(begin)

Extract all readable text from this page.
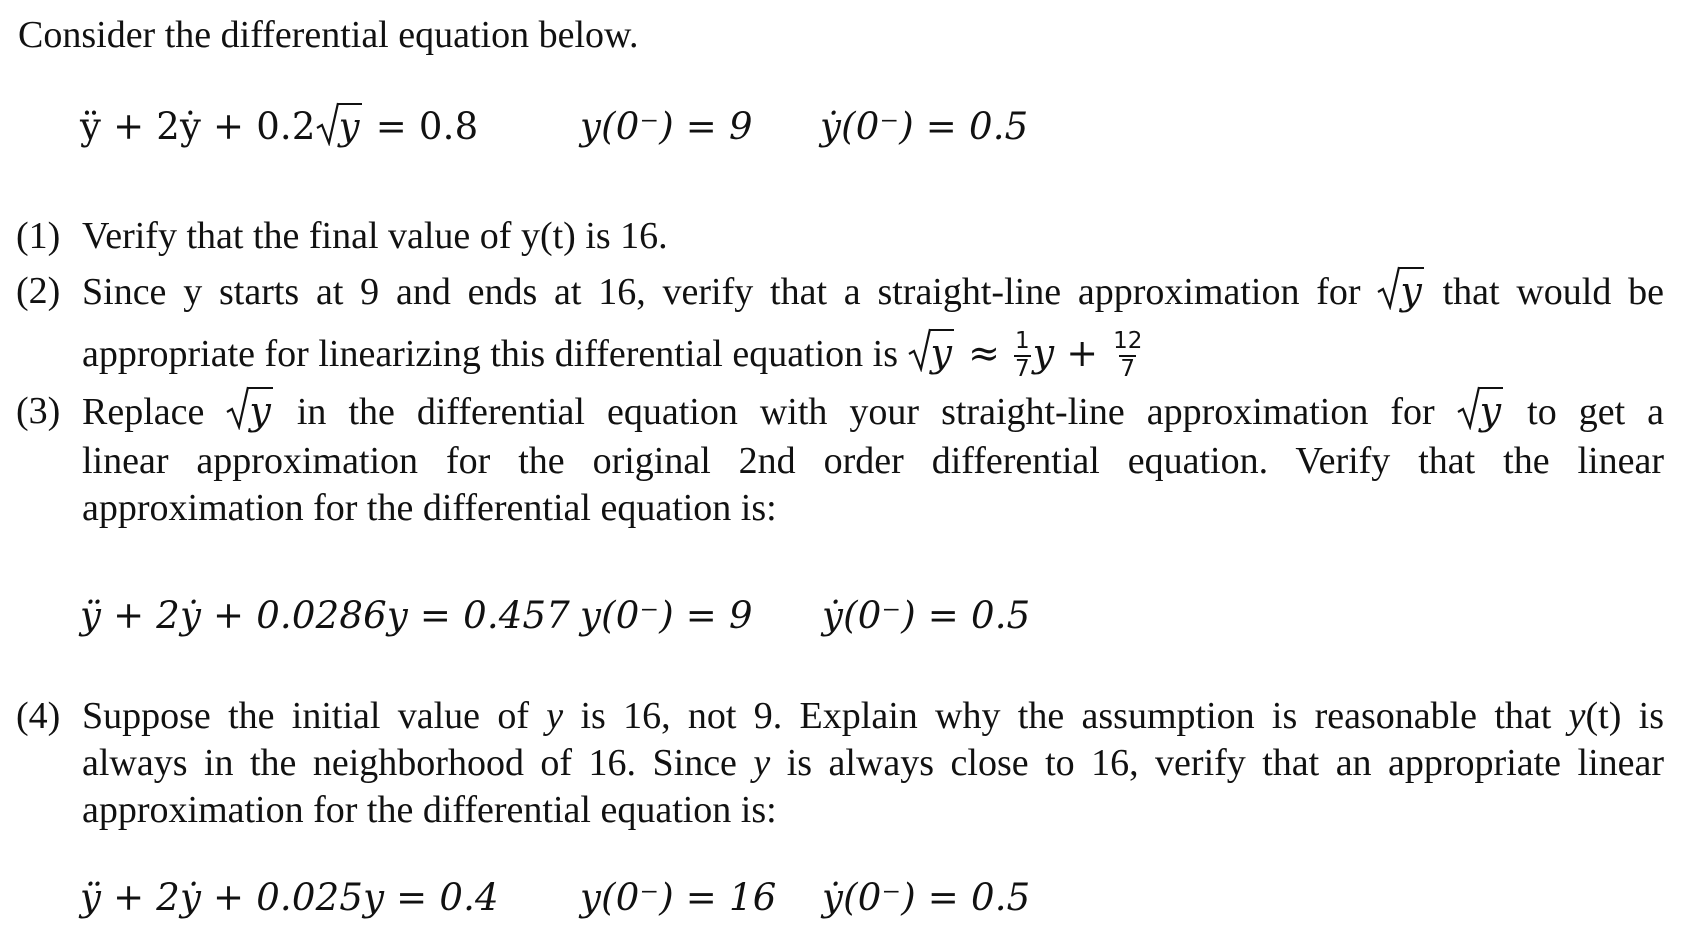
Consider the differential equation below.
ÿ + 2ẏ + 0.2 y = 0.8	y(0⁻) = 9 ẏ(0⁻) = 0.5
(1) Verify that the final value of y(t) is 16.
(2) Since y starts at 9 and ends at 16, verify that a straight-line approximation for y that would be
appropriate for linearizing this differential equation is $y \approx \frac{1}{7}$ $y + \frac{12}{7}$
(3) Replace y in the differential equation with your straight-line approximation for y to get a
linear approximation for the original 2nd order differential equation. Verify that the linear
approximation for the differential equation is:
ÿ + 2ẏ + 0.0286y = 0.457 y(0⁻) = 9 ẏ(0⁻) = 0.5
(4) Suppose the initial value of y is 16, not 9. Explain why the assumption is reasonable that y(t) is
always in the neighborhood of 16. Since y is always close to 16, verify that an appropriate linear
approximation for the differential equation is:
ÿ + 2ẏ + 0.025y = 0.4 y(0⁻) = 16 ẏ(0⁻) = 0.5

(end)

:: WRITTEN TASK ::
Say how many lines hold the word "approximation", giving the number and nothing else.

:: ANSWER FOR THIS EXERCISE ::
5